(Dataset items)
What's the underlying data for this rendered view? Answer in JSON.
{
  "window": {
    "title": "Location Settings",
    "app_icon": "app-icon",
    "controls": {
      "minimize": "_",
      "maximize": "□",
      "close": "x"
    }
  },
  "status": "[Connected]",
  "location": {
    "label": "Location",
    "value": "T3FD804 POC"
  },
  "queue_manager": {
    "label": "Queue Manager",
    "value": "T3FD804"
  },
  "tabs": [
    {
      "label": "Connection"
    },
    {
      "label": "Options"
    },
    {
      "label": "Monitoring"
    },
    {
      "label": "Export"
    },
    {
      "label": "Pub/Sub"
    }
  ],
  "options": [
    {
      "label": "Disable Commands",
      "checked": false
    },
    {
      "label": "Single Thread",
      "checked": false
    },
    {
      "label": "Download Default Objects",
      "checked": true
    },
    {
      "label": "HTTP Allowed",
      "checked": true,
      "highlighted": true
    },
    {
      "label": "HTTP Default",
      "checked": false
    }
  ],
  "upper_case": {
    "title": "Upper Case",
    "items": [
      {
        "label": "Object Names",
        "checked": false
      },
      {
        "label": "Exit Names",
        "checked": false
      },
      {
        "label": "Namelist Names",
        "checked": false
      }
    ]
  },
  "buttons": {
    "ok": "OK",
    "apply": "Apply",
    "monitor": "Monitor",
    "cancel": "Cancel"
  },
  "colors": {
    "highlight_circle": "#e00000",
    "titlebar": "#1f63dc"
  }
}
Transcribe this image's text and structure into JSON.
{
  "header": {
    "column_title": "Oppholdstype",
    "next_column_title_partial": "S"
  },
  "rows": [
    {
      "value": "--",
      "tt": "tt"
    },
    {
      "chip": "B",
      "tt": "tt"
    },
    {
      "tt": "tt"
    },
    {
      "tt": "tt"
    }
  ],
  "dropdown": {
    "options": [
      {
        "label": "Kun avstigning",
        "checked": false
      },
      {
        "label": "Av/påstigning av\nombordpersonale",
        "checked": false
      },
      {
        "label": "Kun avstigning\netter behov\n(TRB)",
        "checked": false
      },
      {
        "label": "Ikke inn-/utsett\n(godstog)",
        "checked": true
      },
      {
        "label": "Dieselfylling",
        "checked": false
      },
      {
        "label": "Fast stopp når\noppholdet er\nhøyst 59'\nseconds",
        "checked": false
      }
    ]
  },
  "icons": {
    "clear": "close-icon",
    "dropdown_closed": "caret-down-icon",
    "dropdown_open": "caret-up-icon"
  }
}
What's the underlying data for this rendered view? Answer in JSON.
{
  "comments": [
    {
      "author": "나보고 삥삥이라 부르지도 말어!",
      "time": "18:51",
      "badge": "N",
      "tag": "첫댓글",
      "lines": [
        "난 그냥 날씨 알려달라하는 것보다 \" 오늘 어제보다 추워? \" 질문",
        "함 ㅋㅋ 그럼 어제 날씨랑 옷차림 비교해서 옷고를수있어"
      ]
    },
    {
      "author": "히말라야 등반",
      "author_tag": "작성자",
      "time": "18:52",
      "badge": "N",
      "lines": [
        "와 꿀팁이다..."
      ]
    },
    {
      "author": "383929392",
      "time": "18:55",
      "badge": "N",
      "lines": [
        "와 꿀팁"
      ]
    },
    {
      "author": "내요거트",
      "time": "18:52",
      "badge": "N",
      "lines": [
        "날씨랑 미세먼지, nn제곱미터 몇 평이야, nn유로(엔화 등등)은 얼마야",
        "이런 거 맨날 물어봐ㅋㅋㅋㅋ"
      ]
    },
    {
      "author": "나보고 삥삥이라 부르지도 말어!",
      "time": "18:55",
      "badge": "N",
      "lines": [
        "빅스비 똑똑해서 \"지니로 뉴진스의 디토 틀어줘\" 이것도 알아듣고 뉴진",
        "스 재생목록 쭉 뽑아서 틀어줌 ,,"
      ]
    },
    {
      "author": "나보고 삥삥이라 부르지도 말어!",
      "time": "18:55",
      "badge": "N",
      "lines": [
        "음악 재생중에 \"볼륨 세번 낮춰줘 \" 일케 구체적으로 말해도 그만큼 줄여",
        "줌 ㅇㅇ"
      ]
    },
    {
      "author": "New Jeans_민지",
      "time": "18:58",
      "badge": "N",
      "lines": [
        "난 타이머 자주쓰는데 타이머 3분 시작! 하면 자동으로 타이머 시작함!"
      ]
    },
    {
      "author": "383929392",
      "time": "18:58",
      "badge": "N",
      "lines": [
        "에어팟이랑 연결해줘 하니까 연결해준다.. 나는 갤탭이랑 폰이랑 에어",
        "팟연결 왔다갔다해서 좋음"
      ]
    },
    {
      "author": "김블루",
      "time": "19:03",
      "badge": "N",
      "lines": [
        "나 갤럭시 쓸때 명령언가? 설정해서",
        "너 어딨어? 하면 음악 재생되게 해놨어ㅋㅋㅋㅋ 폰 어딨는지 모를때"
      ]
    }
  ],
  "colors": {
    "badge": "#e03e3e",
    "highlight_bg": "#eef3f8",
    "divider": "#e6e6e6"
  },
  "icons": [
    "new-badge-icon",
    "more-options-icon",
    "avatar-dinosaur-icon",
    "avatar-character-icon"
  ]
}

==

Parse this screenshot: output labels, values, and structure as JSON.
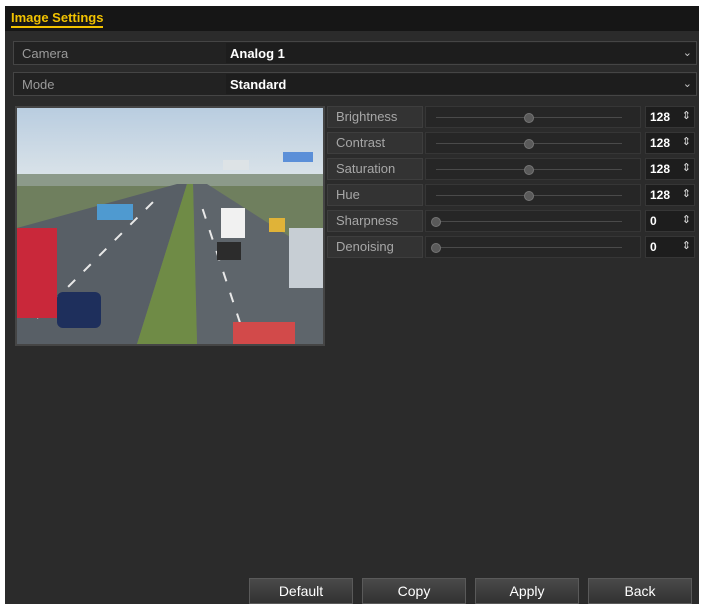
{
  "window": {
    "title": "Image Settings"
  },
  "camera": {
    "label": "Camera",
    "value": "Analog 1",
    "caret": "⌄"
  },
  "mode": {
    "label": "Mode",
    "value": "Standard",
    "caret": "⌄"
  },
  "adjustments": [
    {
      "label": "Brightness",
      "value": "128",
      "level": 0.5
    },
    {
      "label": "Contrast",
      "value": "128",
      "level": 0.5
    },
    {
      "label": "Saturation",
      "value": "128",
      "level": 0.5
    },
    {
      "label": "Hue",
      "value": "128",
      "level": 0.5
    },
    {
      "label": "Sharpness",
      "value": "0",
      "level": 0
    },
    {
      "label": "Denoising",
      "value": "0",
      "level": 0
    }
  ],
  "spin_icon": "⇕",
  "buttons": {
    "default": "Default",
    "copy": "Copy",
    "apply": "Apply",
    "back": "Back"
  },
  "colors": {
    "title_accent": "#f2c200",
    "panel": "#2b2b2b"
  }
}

--

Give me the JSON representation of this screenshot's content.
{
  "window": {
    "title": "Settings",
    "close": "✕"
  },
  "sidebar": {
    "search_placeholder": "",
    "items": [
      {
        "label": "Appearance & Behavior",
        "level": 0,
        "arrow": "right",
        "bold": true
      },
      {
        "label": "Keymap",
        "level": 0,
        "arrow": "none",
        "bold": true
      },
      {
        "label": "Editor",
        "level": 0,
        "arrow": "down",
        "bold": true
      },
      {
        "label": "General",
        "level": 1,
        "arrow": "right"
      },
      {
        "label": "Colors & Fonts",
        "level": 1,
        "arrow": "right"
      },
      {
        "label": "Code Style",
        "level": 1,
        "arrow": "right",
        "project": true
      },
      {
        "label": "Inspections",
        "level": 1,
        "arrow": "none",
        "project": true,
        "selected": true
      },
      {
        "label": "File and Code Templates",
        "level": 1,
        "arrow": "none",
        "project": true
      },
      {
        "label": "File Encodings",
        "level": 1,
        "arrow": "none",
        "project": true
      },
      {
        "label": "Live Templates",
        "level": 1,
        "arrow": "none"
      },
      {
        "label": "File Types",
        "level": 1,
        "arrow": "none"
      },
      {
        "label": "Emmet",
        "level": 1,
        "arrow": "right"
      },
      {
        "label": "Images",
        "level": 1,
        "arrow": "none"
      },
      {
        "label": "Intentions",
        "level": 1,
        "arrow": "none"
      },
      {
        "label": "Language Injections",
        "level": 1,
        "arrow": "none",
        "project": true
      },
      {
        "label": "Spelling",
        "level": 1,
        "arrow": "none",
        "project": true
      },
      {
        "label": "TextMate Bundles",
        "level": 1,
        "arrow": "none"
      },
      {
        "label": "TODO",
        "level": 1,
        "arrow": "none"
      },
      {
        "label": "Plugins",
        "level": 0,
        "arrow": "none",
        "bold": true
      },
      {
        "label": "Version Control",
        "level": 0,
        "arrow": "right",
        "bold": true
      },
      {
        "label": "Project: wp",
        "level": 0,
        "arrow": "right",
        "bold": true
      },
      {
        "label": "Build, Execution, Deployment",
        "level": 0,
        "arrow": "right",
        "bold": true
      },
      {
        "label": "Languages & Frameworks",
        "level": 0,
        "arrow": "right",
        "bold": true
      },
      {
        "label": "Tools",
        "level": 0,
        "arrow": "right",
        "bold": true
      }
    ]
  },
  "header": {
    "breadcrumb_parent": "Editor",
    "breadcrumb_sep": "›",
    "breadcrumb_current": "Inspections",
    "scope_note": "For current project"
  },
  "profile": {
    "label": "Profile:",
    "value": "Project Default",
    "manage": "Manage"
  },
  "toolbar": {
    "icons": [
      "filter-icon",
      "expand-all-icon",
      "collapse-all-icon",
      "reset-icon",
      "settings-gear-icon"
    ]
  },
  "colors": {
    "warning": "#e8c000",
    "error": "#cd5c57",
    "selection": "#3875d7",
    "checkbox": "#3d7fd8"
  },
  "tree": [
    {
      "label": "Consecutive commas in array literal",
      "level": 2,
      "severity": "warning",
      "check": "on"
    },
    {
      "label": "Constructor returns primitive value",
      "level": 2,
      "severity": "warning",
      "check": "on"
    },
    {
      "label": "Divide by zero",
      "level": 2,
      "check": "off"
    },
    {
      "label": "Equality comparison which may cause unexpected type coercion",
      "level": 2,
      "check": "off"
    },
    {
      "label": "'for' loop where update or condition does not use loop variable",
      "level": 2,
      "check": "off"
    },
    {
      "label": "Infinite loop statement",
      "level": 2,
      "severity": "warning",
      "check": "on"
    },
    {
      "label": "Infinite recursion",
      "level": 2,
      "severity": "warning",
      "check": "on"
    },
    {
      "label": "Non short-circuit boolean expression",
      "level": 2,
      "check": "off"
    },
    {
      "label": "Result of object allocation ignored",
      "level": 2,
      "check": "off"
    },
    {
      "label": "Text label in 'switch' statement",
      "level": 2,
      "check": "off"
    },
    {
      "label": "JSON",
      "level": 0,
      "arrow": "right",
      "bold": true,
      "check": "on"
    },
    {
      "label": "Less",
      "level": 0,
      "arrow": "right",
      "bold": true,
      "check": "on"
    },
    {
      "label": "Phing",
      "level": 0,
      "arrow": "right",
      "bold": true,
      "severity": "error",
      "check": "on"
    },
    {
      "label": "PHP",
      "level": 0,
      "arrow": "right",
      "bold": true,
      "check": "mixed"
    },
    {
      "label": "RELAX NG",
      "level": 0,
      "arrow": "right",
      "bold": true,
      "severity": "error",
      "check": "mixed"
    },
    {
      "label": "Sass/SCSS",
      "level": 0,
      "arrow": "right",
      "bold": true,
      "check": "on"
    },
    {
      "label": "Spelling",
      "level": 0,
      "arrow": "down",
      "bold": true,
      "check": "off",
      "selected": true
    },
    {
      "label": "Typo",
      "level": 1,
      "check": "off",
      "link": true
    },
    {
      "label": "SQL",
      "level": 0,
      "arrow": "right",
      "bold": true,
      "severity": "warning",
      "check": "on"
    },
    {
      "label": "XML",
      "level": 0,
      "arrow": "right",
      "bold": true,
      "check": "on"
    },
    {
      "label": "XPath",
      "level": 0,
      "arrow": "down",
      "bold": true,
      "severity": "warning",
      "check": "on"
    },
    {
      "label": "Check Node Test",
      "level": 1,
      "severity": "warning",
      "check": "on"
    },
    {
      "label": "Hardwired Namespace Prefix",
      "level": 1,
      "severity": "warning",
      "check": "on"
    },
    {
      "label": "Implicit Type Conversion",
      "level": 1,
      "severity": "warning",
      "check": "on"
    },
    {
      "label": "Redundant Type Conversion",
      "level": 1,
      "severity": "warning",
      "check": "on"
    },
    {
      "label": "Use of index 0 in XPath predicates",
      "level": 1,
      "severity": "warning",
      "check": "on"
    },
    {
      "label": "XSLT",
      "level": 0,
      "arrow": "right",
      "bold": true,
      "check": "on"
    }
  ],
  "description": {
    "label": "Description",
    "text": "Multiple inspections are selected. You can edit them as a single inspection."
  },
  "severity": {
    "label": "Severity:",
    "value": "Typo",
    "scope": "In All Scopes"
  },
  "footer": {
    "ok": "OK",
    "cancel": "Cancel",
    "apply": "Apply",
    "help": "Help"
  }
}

* [Exercise goal] Find every line that holds "caret" and copy it.

* [Result of the task]
    "dropdown_closed": "caret-down-icon",
    "dropdown_open": "caret-up-icon"
    "caret": "⌄"
    "caret": "⌄"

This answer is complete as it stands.